Pick out all lines in the listing holding the string "symbolet" and copy them.

§ **EXTRACTED ENTRIES**:
++++++++++++++++++++

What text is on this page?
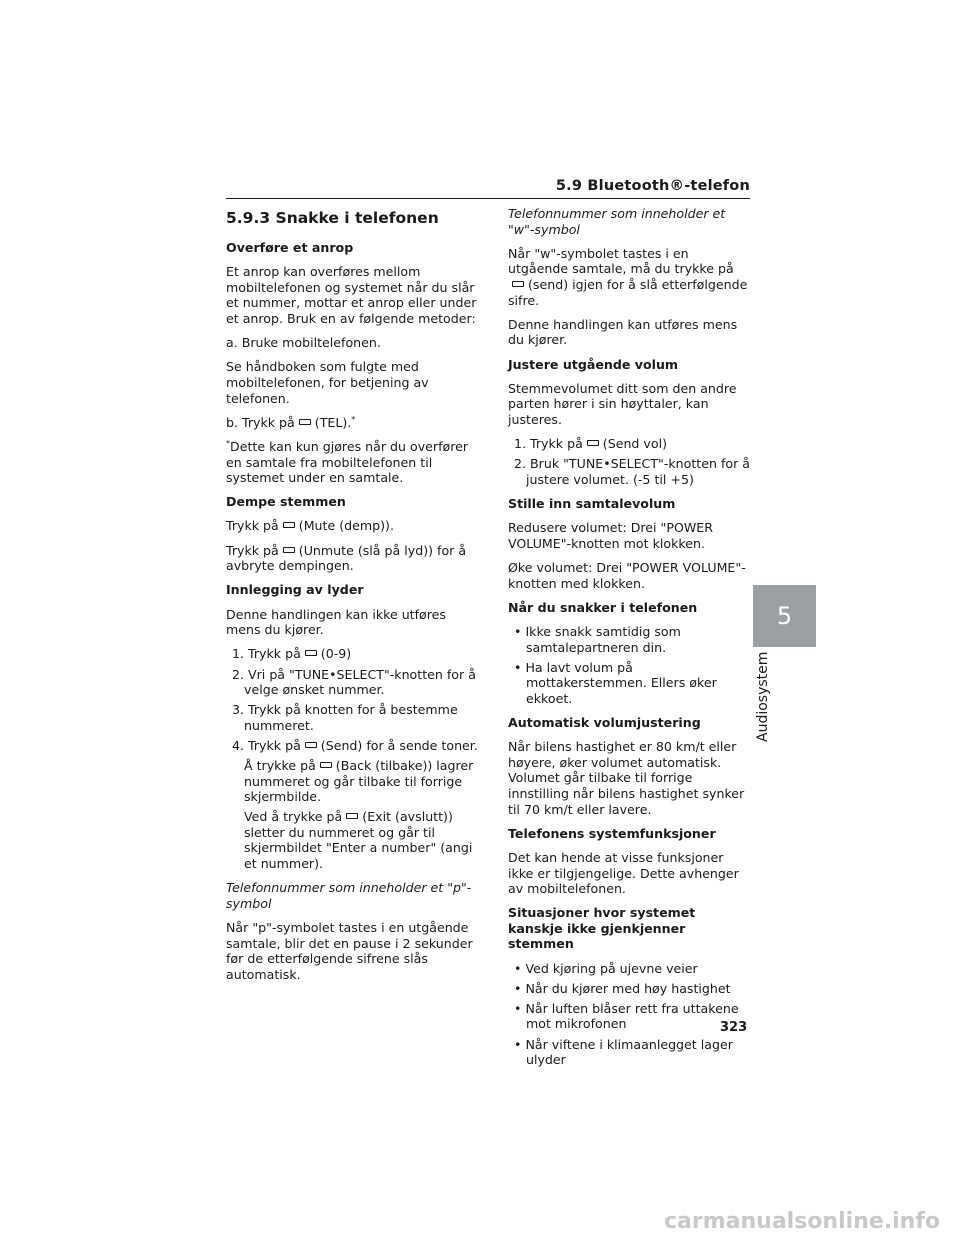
5.9 Bluetooth®-telefon
5
Audiosystem
5.9.3 Snakke i telefonen

Overføre et anrop

Et anrop kan overføres mellom mobiltelefonen og systemet når du slår et nummer, mottar et anrop eller under et anrop. Bruk en av følgende metoder:

a. Bruke mobiltelefonen.

Se håndboken som fulgte med mobiltelefonen, for betjening av telefonen.

b. Trykk på (TEL).*

*Dette kan kun gjøres når du overfører en samtale fra mobiltelefonen til systemet under en samtale.

Dempe stemmen

Trykk på (Mute (demp)).

Trykk på (Unmute (slå på lyd)) for å avbryte dempingen.

Innlegging av lyder

Denne handlingen kan ikke utføres mens du kjører.

1. Trykk på (0-9)

2. Vri på "TUNE•SELECT"-knotten for å velge ønsket nummer.

3. Trykk på knotten for å bestemme nummeret.

4. Trykk på (Send) for å sende toner.

Å trykke på (Back (tilbake)) lagrer nummeret og går tilbake til forrige skjermbilde.

Ved å trykke på (Exit (avslutt)) sletter du nummeret og går til skjermbildet "Enter a number" (angi et nummer).

Telefonnummer som inneholder et "p"-symbol

Når "p"-symbolet tastes i en utgående samtale, blir det en pause i 2 sekunder før de etterfølgende sifrene slås automatisk.

Telefonnummer som inneholder et "w"-symbol

Når "w"-symbolet tastes i en utgående samtale, må du trykke på(send) igjen for å slå etterfølgende sifre.

Denne handlingen kan utføres mens du kjører.

Justere utgående volum

Stemmevolumet ditt som den andre parten hører i sin høyttaler, kan justeres.

1. Trykk på (Send vol)

2. Bruk "TUNE•SELECT"-knotten for å justere volumet. (-5 til +5)

Stille inn samtalevolum

Redusere volumet: Drei "POWER VOLUME"-knotten mot klokken.

Øke volumet: Drei "POWER VOLUME"-knotten med klokken.

Når du snakker i telefonen

• Ikke snakk samtidig som samtalepartneren din.

• Ha lavt volum på mottakerstemmen. Ellers øker ekkoet.

Automatisk volumjustering

Når bilens hastighet er 80 km/t eller høyere, øker volumet automatisk. Volumet går tilbake til forrige innstilling når bilens hastighet synker til 70 km/t eller lavere.

Telefonens systemfunksjoner

Det kan hende at visse funksjoner ikke er tilgjengelige. Dette avhenger av mobiltelefonen.

Situasjoner hvor systemet kanskje ikke gjenkjenner stemmen

• Ved kjøring på ujevne veier

• Når du kjører med høy hastighet

• Når luften blåser rett fra uttakene mot mikrofonen

• Når viftene i klimaanlegget lager ulyder

323
carmanualsonline.info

++++++++++++++++++++

§ **RESULT OF THIS TASK**:
Når "p"-symbolet tastes i en utgående samtale, blir det en pause i 2 sekunder før de etterfølgende sifrene slås automatisk.
Når "w"-symbolet tastes i en utgående samtale, må du trykke på(send) igjen for å slå etterfølgende sifre.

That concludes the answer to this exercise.